* _STATED EXERCISE_
Exclude the pictures and retype the entries as written.

* _RECORDS FOR THE EXERCISE_

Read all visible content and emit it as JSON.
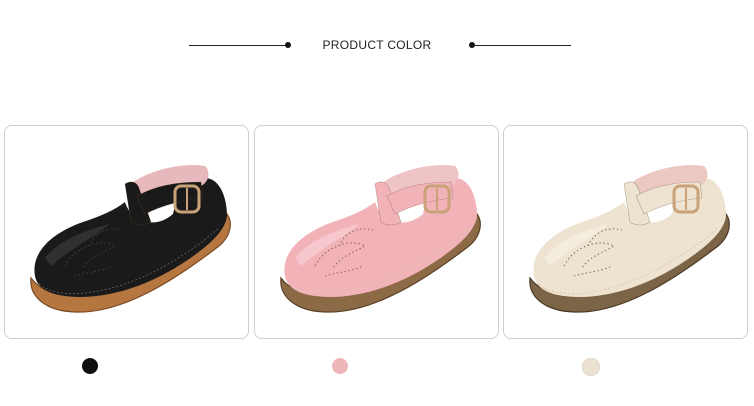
{
  "header": {
    "title": "PRODUCT COLOR"
  },
  "products": [
    {
      "color_name": "black",
      "upper": "#1a1a1a",
      "upper_hi": "#3a3a3a",
      "lining": "#e7b9bd",
      "sole": "#b6763f",
      "sole_dark": "#7a4a24",
      "swatch": "#0f0f0f"
    },
    {
      "color_name": "pink",
      "upper": "#f2b3b8",
      "upper_hi": "#f8d2d5",
      "lining": "#efc4c7",
      "sole": "#8c6a45",
      "sole_dark": "#5a4128",
      "swatch": "#efb6ba"
    },
    {
      "color_name": "beige",
      "upper": "#eee3d0",
      "upper_hi": "#f7f1e6",
      "lining": "#ecc8c3",
      "sole": "#7c6446",
      "sole_dark": "#4c3a26",
      "swatch": "#ece2d2"
    }
  ]
}
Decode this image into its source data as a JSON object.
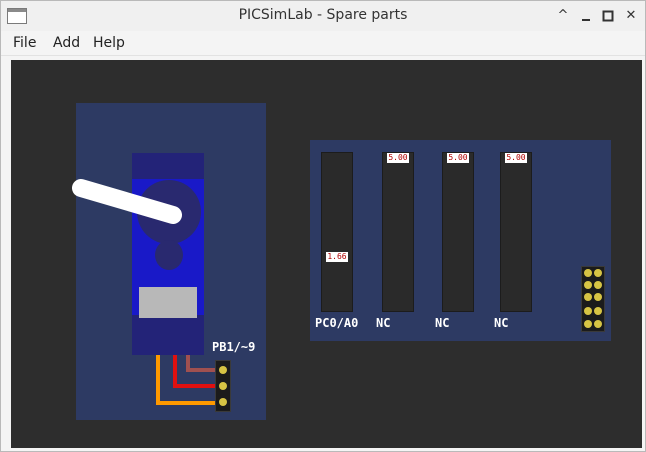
{
  "window": {
    "title": "PICSimLab - Spare parts"
  },
  "titlebar_buttons": [
    "^",
    "✕"
  ],
  "menu": {
    "items": [
      "File",
      "Add",
      "Help"
    ]
  },
  "servo": {
    "pin_label": "PB1/~9"
  },
  "voltmeter": {
    "channels": [
      {
        "label": "PC0/A0",
        "value": "1.66"
      },
      {
        "label": "NC",
        "value": "5.00"
      },
      {
        "label": "NC",
        "value": "5.00"
      },
      {
        "label": "NC",
        "value": "5.00"
      }
    ]
  },
  "colors": {
    "canvas": "#2d2d2d",
    "board": "#2d3a63",
    "servo_body": "#1919c8",
    "pin": "#d7c444",
    "wire_orange": "#ff9900",
    "wire_red": "#e01010",
    "wire_brown": "#a05050"
  }
}
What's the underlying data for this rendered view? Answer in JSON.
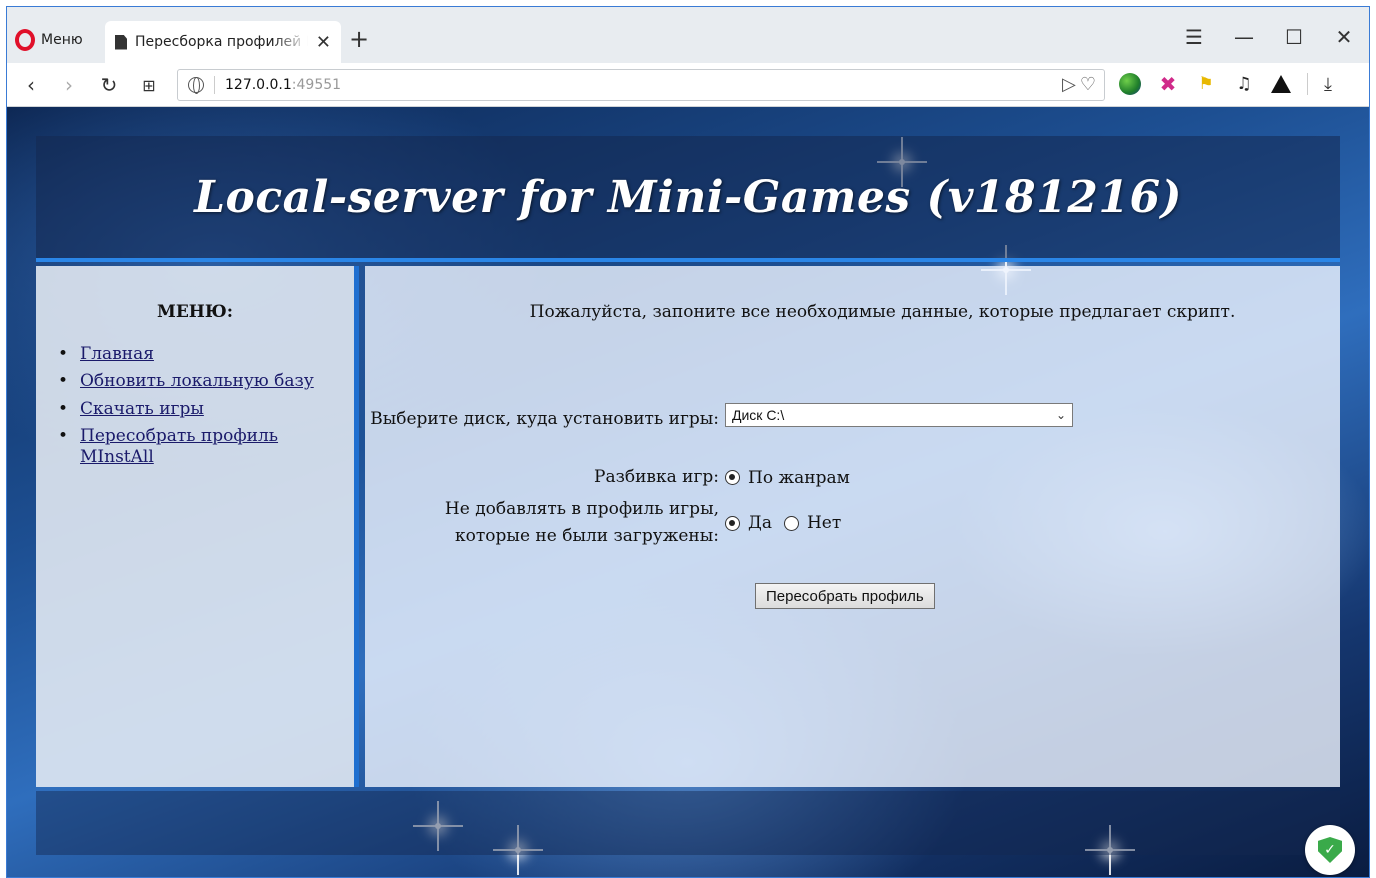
{
  "browser": {
    "menu_label": "Меню",
    "tab_title": "Пересборка профилей Mini",
    "new_tab": "+",
    "url_host": "127.0.0.1",
    "url_port": ":49551",
    "accent": "#3a7bd5"
  },
  "site": {
    "title": "Local-server for Mini-Games (v181216)"
  },
  "sidebar": {
    "heading": "МЕНЮ:",
    "items": [
      {
        "label": "Главная"
      },
      {
        "label": "Обновить локальную базу"
      },
      {
        "label": "Скачать игры"
      },
      {
        "label": "Пересобрать профиль MInstAll"
      }
    ]
  },
  "main": {
    "intro": "Пожалуйста, запоните все необходимые данные, которые предлагает скрипт.",
    "disk_label": "Выберите диск, куда установить игры:",
    "disk_value": "Диск C:\\",
    "split_label": "Разбивка игр:",
    "split_option": "По жанрам",
    "skip_label": "Не добавлять в профиль игры, которые не были загружены:",
    "skip_yes": "Да",
    "skip_no": "Нет",
    "submit_label": "Пересобрать профиль"
  }
}
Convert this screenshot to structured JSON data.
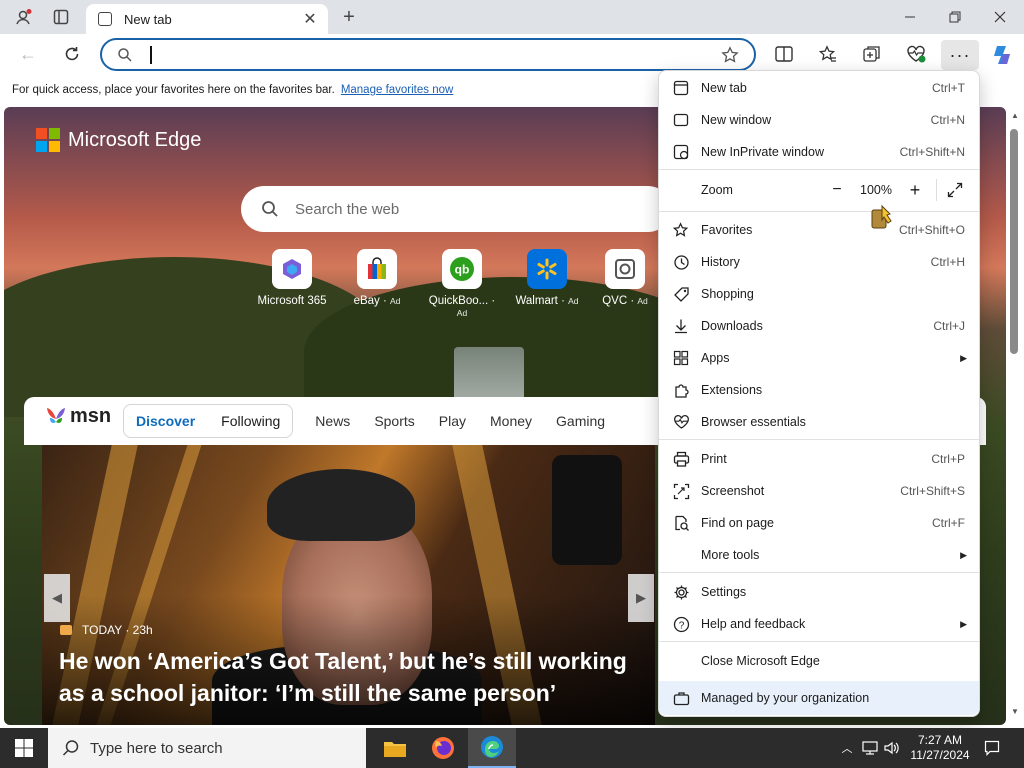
{
  "browser": {
    "tab_title": "New tab",
    "favbar_text": "For quick access, place your favorites here on the favorites bar.",
    "favbar_link": "Manage favorites now"
  },
  "newtab": {
    "logo_text": "Microsoft Edge",
    "search_placeholder": "Search the web",
    "tiles": [
      {
        "label": "Microsoft 365",
        "ad": ""
      },
      {
        "label": "eBay",
        "ad": "Ad"
      },
      {
        "label": "QuickBoo...",
        "ad": "Ad"
      },
      {
        "label": "Walmart",
        "ad": "Ad"
      },
      {
        "label": "QVC",
        "ad": "Ad"
      }
    ]
  },
  "msn": {
    "logo": "msn",
    "tabs": [
      "Discover",
      "Following",
      "News",
      "Sports",
      "Play",
      "Money",
      "Gaming"
    ],
    "source": "TODAY · 23h",
    "headline": "He won ‘America’s Got Talent,’ but he’s still working as a school janitor: ‘I’m still the same person’"
  },
  "menu": {
    "items": [
      {
        "label": "New tab",
        "shortcut": "Ctrl+T",
        "icon": "new-tab-icon"
      },
      {
        "label": "New window",
        "shortcut": "Ctrl+N",
        "icon": "window-icon"
      },
      {
        "label": "New InPrivate window",
        "shortcut": "Ctrl+Shift+N",
        "icon": "inprivate-icon"
      },
      {
        "label": "Zoom",
        "shortcut": "",
        "icon": ""
      },
      {
        "label": "Favorites",
        "shortcut": "Ctrl+Shift+O",
        "icon": "star-list-icon"
      },
      {
        "label": "History",
        "shortcut": "Ctrl+H",
        "icon": "history-icon"
      },
      {
        "label": "Shopping",
        "shortcut": "",
        "icon": "tag-icon"
      },
      {
        "label": "Downloads",
        "shortcut": "Ctrl+J",
        "icon": "download-icon"
      },
      {
        "label": "Apps",
        "shortcut": "",
        "icon": "apps-icon"
      },
      {
        "label": "Extensions",
        "shortcut": "",
        "icon": "puzzle-icon"
      },
      {
        "label": "Browser essentials",
        "shortcut": "",
        "icon": "heart-pulse-icon"
      },
      {
        "label": "Print",
        "shortcut": "Ctrl+P",
        "icon": "printer-icon"
      },
      {
        "label": "Screenshot",
        "shortcut": "Ctrl+Shift+S",
        "icon": "screenshot-icon"
      },
      {
        "label": "Find on page",
        "shortcut": "Ctrl+F",
        "icon": "find-icon"
      },
      {
        "label": "More tools",
        "shortcut": "",
        "icon": ""
      },
      {
        "label": "Settings",
        "shortcut": "",
        "icon": "gear-icon"
      },
      {
        "label": "Help and feedback",
        "shortcut": "",
        "icon": "help-icon"
      },
      {
        "label": "Close Microsoft Edge",
        "shortcut": "",
        "icon": ""
      },
      {
        "label": "Managed by your organization",
        "shortcut": "",
        "icon": "briefcase-icon"
      }
    ],
    "zoom_value": "100%"
  },
  "taskbar": {
    "search_placeholder": "Type here to search",
    "time": "7:27 AM",
    "date": "11/27/2024"
  }
}
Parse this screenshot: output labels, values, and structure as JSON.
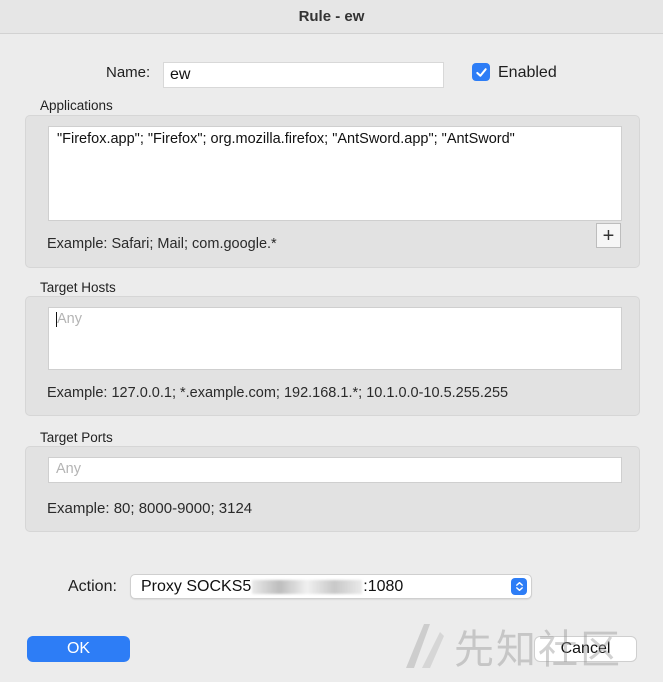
{
  "window": {
    "title": "Rule - ew"
  },
  "name": {
    "label": "Name:",
    "value": "ew"
  },
  "enabled": {
    "label": "Enabled",
    "checked": true
  },
  "applications": {
    "label": "Applications",
    "value": "\"Firefox.app\"; \"Firefox\"; org.mozilla.firefox; \"AntSword.app\"; \"AntSword\"",
    "example": "Example: Safari; Mail; com.google.*",
    "add_label": "+"
  },
  "target_hosts": {
    "label": "Target Hosts",
    "placeholder": "Any",
    "example": "Example: 127.0.0.1; *.example.com; 192.168.1.*; 10.1.0.0-10.5.255.255"
  },
  "target_ports": {
    "label": "Target Ports",
    "placeholder": "Any",
    "example": "Example: 80; 8000-9000; 3124"
  },
  "action": {
    "label": "Action:",
    "value_prefix": "Proxy SOCKS5",
    "value_suffix": ":1080"
  },
  "buttons": {
    "ok": "OK",
    "cancel": "Cancel"
  },
  "watermark": {
    "text": "先知社区"
  },
  "colors": {
    "accent": "#2d7df6",
    "background": "#ececec"
  }
}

* _SOLUTION TO THE EXERCISE_
Read all visible content and emit it as JSON.
{
  "header": {
    "title": "PRODUCT COLOR"
  },
  "products": [
    {
      "color_name": "black",
      "upper": "#1a1a1a",
      "upper_hi": "#3a3a3a",
      "lining": "#e7b9bd",
      "sole": "#b6763f",
      "sole_dark": "#7a4a24",
      "swatch": "#0f0f0f"
    },
    {
      "color_name": "pink",
      "upper": "#f2b3b8",
      "upper_hi": "#f8d2d5",
      "lining": "#efc4c7",
      "sole": "#8c6a45",
      "sole_dark": "#5a4128",
      "swatch": "#efb6ba"
    },
    {
      "color_name": "beige",
      "upper": "#eee3d0",
      "upper_hi": "#f7f1e6",
      "lining": "#ecc8c3",
      "sole": "#7c6446",
      "sole_dark": "#4c3a26",
      "swatch": "#ece2d2"
    }
  ]
}
Decode this image into its source data as a JSON object.
{
  "window": {
    "title": "PICSimLab - Spare parts"
  },
  "titlebar_buttons": [
    "^",
    "✕"
  ],
  "menu": {
    "items": [
      "File",
      "Add",
      "Help"
    ]
  },
  "servo": {
    "pin_label": "PB1/~9"
  },
  "voltmeter": {
    "channels": [
      {
        "label": "PC0/A0",
        "value": "1.66"
      },
      {
        "label": "NC",
        "value": "5.00"
      },
      {
        "label": "NC",
        "value": "5.00"
      },
      {
        "label": "NC",
        "value": "5.00"
      }
    ]
  },
  "colors": {
    "canvas": "#2d2d2d",
    "board": "#2d3a63",
    "servo_body": "#1919c8",
    "pin": "#d7c444",
    "wire_orange": "#ff9900",
    "wire_red": "#e01010",
    "wire_brown": "#a05050"
  }
}
What's the underlying data for this rendered view? Answer in JSON.
{
  "browser": {
    "menu_label": "Меню",
    "tab_title": "Пересборка профилей Mini",
    "new_tab": "+",
    "url_host": "127.0.0.1",
    "url_port": ":49551",
    "accent": "#3a7bd5"
  },
  "site": {
    "title": "Local-server for Mini-Games (v181216)"
  },
  "sidebar": {
    "heading": "МЕНЮ:",
    "items": [
      {
        "label": "Главная"
      },
      {
        "label": "Обновить локальную базу"
      },
      {
        "label": "Скачать игры"
      },
      {
        "label": "Пересобрать профиль MInstAll"
      }
    ]
  },
  "main": {
    "intro": "Пожалуйста, запоните все необходимые данные, которые предлагает скрипт.",
    "disk_label": "Выберите диск, куда установить игры:",
    "disk_value": "Диск C:\\",
    "split_label": "Разбивка игр:",
    "split_option": "По жанрам",
    "skip_label": "Не добавлять в профиль игры, которые не были загружены:",
    "skip_yes": "Да",
    "skip_no": "Нет",
    "submit_label": "Пересобрать профиль"
  }
}
Convert this screenshot to structured JSON data.
{
  "browser": {
    "tab_title": "New tab",
    "favbar_text": "For quick access, place your favorites here on the favorites bar.",
    "favbar_link": "Manage favorites now"
  },
  "newtab": {
    "logo_text": "Microsoft Edge",
    "search_placeholder": "Search the web",
    "tiles": [
      {
        "label": "Microsoft 365",
        "ad": ""
      },
      {
        "label": "eBay",
        "ad": "Ad"
      },
      {
        "label": "QuickBoo...",
        "ad": "Ad"
      },
      {
        "label": "Walmart",
        "ad": "Ad"
      },
      {
        "label": "QVC",
        "ad": "Ad"
      }
    ]
  },
  "msn": {
    "logo": "msn",
    "tabs": [
      "Discover",
      "Following",
      "News",
      "Sports",
      "Play",
      "Money",
      "Gaming"
    ],
    "source": "TODAY · 23h",
    "headline": "He won ‘America’s Got Talent,’ but he’s still working as a school janitor: ‘I’m still the same person’"
  },
  "menu": {
    "items": [
      {
        "label": "New tab",
        "shortcut": "Ctrl+T",
        "icon": "new-tab-icon"
      },
      {
        "label": "New window",
        "shortcut": "Ctrl+N",
        "icon": "window-icon"
      },
      {
        "label": "New InPrivate window",
        "shortcut": "Ctrl+Shift+N",
        "icon": "inprivate-icon"
      },
      {
        "label": "Zoom",
        "shortcut": "",
        "icon": ""
      },
      {
        "label": "Favorites",
        "shortcut": "Ctrl+Shift+O",
        "icon": "star-list-icon"
      },
      {
        "label": "History",
        "shortcut": "Ctrl+H",
        "icon": "history-icon"
      },
      {
        "label": "Shopping",
        "shortcut": "",
        "icon": "tag-icon"
      },
      {
        "label": "Downloads",
        "shortcut": "Ctrl+J",
        "icon": "download-icon"
      },
      {
        "label": "Apps",
        "shortcut": "",
        "icon": "apps-icon"
      },
      {
        "label": "Extensions",
        "shortcut": "",
        "icon": "puzzle-icon"
      },
      {
        "label": "Browser essentials",
        "shortcut": "",
        "icon": "heart-pulse-icon"
      },
      {
        "label": "Print",
        "shortcut": "Ctrl+P",
        "icon": "printer-icon"
      },
      {
        "label": "Screenshot",
        "shortcut": "Ctrl+Shift+S",
        "icon": "screenshot-icon"
      },
      {
        "label": "Find on page",
        "shortcut": "Ctrl+F",
        "icon": "find-icon"
      },
      {
        "label": "More tools",
        "shortcut": "",
        "icon": ""
      },
      {
        "label": "Settings",
        "shortcut": "",
        "icon": "gear-icon"
      },
      {
        "label": "Help and feedback",
        "shortcut": "",
        "icon": "help-icon"
      },
      {
        "label": "Close Microsoft Edge",
        "shortcut": "",
        "icon": ""
      },
      {
        "label": "Managed by your organization",
        "shortcut": "",
        "icon": "briefcase-icon"
      }
    ],
    "zoom_value": "100%"
  },
  "taskbar": {
    "search_placeholder": "Type here to search",
    "time": "7:27 AM",
    "date": "11/27/2024"
  }
}
Parse this screenshot: output labels, values, and structure as JSON.
{
  "window": {
    "title": "Rule - ew"
  },
  "name": {
    "label": "Name:",
    "value": "ew"
  },
  "enabled": {
    "label": "Enabled",
    "checked": true
  },
  "applications": {
    "label": "Applications",
    "value": "\"Firefox.app\"; \"Firefox\"; org.mozilla.firefox; \"AntSword.app\"; \"AntSword\"",
    "example": "Example: Safari; Mail; com.google.*",
    "add_label": "+"
  },
  "target_hosts": {
    "label": "Target Hosts",
    "placeholder": "Any",
    "example": "Example: 127.0.0.1; *.example.com; 192.168.1.*; 10.1.0.0-10.5.255.255"
  },
  "target_ports": {
    "label": "Target Ports",
    "placeholder": "Any",
    "example": "Example: 80; 8000-9000; 3124"
  },
  "action": {
    "label": "Action:",
    "value_prefix": "Proxy SOCKS5",
    "value_suffix": ":1080"
  },
  "buttons": {
    "ok": "OK",
    "cancel": "Cancel"
  },
  "watermark": {
    "text": "先知社区"
  },
  "colors": {
    "accent": "#2d7df6",
    "background": "#ececec"
  }
}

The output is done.